-------- Material supplied
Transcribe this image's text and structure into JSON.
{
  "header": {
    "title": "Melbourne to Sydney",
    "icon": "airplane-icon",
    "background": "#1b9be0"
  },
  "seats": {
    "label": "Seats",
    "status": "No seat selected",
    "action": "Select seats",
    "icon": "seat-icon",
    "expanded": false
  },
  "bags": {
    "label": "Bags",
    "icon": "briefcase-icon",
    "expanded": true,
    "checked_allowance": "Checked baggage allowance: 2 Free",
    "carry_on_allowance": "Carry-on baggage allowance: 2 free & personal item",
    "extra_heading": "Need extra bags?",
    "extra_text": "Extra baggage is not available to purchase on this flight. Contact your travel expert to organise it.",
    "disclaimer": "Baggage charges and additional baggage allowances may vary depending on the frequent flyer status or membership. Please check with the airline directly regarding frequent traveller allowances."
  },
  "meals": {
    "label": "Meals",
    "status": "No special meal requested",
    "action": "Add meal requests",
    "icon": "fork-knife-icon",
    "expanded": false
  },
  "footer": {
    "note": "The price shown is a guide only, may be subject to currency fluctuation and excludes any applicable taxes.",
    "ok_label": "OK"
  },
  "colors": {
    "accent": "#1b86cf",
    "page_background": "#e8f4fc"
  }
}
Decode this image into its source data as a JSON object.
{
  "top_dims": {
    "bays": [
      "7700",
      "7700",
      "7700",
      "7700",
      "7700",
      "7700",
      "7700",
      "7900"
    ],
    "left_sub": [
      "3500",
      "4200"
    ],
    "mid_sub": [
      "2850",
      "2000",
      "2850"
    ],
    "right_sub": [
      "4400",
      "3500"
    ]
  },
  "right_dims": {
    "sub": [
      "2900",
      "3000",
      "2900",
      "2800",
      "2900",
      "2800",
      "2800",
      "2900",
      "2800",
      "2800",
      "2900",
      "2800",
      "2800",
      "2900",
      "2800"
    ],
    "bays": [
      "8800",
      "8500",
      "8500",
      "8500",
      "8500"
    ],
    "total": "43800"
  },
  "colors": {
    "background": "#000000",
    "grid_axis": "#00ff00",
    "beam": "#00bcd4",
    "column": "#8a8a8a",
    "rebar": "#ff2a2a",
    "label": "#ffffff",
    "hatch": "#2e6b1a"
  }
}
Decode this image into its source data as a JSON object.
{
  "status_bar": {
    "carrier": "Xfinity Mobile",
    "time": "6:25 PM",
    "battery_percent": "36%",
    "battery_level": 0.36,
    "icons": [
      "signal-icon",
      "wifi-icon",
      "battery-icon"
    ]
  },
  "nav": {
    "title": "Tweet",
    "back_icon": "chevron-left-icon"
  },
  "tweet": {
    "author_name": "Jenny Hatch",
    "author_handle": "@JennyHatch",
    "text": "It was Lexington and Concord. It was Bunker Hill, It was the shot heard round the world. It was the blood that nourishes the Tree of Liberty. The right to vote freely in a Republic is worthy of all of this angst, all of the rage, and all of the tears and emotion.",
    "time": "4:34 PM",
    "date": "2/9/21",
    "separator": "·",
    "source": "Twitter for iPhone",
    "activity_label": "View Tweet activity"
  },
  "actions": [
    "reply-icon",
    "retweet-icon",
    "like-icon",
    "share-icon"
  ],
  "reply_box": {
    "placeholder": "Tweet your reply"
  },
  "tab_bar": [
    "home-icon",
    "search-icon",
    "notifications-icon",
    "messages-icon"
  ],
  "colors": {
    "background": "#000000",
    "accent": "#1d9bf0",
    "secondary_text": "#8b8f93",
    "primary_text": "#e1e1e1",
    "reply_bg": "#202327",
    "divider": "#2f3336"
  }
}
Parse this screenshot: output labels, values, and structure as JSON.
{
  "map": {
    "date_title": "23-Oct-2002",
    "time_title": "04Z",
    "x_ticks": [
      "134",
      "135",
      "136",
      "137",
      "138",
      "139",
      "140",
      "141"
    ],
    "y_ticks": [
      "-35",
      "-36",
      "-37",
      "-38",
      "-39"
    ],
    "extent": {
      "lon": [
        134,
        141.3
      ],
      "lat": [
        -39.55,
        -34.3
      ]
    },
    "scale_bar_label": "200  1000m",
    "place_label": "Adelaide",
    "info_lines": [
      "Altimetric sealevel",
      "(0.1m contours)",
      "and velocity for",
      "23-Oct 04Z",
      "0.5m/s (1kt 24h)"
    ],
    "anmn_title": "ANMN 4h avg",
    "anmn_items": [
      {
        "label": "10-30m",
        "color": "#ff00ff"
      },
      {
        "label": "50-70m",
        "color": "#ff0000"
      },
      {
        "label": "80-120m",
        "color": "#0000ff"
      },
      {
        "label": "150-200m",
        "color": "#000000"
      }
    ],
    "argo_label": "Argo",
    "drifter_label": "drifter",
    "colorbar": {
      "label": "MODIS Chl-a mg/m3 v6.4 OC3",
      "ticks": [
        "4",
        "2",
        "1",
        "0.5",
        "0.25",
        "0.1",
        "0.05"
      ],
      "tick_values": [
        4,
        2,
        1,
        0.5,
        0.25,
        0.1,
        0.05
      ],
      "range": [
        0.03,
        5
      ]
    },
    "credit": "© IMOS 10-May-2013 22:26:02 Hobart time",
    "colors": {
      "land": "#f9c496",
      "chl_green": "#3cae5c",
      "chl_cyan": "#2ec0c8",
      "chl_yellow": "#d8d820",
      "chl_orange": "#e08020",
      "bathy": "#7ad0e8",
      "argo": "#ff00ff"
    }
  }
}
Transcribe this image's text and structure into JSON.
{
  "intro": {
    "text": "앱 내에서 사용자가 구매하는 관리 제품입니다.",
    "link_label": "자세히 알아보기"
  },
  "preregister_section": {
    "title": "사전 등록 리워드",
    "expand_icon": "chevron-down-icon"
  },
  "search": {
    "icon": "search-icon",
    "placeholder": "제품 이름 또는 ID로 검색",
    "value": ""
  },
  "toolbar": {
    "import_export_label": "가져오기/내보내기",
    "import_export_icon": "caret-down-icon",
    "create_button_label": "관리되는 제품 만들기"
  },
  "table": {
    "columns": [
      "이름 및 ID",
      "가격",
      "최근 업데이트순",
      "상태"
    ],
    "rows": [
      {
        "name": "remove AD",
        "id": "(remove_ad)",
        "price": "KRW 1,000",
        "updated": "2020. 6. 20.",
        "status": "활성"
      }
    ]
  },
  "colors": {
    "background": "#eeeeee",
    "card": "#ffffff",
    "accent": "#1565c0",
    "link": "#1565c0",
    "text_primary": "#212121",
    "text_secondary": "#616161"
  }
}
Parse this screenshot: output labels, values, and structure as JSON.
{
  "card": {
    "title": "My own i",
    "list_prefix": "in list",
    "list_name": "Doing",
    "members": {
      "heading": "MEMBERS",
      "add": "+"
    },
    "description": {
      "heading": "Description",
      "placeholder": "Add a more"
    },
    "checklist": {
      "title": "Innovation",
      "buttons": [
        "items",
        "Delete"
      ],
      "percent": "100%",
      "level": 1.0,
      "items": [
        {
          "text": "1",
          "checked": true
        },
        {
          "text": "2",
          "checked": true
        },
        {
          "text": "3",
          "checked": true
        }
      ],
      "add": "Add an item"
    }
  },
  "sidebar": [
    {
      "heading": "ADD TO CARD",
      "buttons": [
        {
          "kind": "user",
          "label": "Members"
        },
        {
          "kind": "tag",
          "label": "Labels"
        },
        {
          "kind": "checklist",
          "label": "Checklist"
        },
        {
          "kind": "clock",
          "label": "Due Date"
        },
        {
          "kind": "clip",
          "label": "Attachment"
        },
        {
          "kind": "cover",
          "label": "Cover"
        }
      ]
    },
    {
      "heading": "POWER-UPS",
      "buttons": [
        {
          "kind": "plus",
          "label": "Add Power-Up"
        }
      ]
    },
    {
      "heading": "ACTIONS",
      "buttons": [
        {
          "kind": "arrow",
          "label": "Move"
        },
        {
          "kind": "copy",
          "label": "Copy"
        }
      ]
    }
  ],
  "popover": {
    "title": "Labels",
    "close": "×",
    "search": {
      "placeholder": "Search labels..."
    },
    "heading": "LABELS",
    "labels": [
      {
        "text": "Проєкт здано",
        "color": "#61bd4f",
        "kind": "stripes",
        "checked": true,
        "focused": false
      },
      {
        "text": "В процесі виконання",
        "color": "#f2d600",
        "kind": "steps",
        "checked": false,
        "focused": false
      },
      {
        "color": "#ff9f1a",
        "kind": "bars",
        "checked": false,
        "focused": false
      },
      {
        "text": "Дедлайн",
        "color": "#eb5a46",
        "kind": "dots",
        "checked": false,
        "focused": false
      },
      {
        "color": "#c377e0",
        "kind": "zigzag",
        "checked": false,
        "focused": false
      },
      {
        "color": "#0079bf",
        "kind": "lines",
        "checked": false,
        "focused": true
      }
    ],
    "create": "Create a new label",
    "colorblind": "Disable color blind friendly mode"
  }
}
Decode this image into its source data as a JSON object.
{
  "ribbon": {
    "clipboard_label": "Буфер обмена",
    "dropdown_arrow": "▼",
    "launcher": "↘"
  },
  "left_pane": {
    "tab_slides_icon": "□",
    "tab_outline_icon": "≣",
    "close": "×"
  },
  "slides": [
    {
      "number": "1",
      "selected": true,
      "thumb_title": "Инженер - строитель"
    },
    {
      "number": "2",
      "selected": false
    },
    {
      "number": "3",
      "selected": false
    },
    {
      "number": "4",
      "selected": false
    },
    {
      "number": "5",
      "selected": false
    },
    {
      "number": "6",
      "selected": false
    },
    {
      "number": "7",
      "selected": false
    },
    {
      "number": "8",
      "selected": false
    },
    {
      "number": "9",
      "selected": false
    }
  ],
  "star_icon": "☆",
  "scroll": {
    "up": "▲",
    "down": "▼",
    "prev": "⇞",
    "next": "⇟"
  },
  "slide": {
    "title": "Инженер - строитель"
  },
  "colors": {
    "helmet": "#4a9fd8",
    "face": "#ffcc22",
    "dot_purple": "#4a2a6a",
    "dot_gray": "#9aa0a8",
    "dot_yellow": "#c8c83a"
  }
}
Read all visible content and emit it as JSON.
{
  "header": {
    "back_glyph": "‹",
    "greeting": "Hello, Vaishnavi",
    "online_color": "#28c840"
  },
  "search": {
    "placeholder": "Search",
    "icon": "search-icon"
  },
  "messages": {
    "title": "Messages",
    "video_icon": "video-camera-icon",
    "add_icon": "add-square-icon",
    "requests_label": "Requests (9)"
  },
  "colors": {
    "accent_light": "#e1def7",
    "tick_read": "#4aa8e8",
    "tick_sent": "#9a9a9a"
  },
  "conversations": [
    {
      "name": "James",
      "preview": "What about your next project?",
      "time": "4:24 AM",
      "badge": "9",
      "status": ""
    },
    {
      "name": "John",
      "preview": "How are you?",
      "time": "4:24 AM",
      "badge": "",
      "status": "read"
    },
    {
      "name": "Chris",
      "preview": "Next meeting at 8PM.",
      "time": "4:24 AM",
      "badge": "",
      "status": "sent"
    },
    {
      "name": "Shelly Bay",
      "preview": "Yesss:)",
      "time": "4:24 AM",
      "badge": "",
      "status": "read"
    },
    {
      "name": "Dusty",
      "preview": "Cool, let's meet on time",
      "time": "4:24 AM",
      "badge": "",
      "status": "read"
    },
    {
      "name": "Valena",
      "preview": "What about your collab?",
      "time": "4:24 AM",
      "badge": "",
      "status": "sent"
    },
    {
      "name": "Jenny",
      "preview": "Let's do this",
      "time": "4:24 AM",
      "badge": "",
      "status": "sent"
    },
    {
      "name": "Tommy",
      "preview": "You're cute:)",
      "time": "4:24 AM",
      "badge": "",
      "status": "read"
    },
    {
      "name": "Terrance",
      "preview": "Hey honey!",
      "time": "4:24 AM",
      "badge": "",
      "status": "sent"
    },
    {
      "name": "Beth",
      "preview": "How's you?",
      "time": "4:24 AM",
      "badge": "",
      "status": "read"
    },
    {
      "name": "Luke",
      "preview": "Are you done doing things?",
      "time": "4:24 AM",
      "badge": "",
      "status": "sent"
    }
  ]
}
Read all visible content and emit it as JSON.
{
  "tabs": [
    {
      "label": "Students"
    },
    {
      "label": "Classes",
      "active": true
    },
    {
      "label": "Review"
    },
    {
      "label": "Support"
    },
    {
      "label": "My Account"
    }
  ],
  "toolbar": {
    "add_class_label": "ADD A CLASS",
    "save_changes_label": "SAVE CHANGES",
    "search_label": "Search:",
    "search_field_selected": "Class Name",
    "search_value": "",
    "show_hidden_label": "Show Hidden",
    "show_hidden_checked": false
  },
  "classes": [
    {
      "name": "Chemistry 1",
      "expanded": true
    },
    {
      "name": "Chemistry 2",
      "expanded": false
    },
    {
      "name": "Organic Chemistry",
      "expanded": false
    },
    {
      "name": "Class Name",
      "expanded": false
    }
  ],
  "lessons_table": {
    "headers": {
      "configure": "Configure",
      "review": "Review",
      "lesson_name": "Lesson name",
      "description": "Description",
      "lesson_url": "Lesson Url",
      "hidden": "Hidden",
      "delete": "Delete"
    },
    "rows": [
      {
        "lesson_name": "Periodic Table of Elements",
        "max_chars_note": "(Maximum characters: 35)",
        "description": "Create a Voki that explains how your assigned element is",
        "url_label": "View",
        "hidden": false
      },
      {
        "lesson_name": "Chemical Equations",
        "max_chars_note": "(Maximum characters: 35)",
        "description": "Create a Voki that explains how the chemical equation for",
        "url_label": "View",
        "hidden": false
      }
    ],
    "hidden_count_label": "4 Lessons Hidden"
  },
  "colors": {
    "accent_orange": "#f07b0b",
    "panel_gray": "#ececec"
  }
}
----------------
Among the lines of the data, identify those with the word "baggage". Copy each of them.

Full output:
    "checked_allowance": "Checked baggage allowance: 2 Free",
    "carry_on_allowance": "Carry-on baggage allowance: 2 free & personal item",
    "extra_text": "Extra baggage is not available to purchase on this flight. Contact your travel expert to organise it.",
    "disclaimer": "Baggage charges and additional baggage allowances may vary depending on the frequent flyer status or membership. Please check with the airline directly regarding frequent traveller allowances."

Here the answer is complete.